[DIRECTIONS FOR THIS TASK]:
All of the entries need to be written out again, exactly as they are.

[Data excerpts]
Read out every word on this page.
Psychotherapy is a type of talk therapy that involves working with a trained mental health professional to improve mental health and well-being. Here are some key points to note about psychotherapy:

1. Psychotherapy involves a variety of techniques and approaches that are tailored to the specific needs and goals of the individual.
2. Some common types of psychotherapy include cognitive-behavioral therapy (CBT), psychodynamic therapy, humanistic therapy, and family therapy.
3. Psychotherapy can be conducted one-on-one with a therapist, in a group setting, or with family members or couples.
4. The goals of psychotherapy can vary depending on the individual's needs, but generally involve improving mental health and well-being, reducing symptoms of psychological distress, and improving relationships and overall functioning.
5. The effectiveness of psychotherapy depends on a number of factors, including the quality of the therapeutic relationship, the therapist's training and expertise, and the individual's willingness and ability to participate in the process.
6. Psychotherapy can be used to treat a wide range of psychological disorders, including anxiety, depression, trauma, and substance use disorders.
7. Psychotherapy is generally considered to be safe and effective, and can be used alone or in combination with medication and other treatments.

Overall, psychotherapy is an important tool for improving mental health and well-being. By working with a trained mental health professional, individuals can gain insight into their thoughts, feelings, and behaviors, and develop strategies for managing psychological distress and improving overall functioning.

[TASK RESULT]:
Read out every word on this page.
Psychotherapy is a type of talk therapy that involves working with a trained mental health professional to improve mental health and well-being. Here are some key points to note about psychotherapy:

1. Psychotherapy involves a variety of techniques and approaches that are tailored to the specific needs and goals of the individual.
2. Some common types of psychotherapy include cognitive-behavioral therapy (CBT), psychodynamic therapy, humanistic therapy, and family therapy.
3. Psychotherapy can be conducted one-on-one with a therapist, in a group setting, or with family members or couples.
4. The goals of psychotherapy can vary depending on the individual's needs, but generally involve improving mental health and well-being, reducing symptoms of psychological distress, and improving relationships and overall functioning.
5. The effectiveness of psychotherapy depends on a number of factors, including the quality of the therapeutic relationship, the therapist's training and expertise, and the individual's willingness and ability to participate in the process.
6. Psychotherapy can be used to treat a wide range of psychological disorders, including anxiety, depression, trauma, and substance use disorders.
7. Psychotherapy is generally considered to be safe and effective, and can be used alone or in combination with medication and other treatments.

Overall, psychotherapy is an important tool for improving mental health and well-being. By working with a trained mental health professional, individuals can gain insight into their thoughts, feelings, and behaviors, and develop strategies for managing psychological distress and improving overall functioning.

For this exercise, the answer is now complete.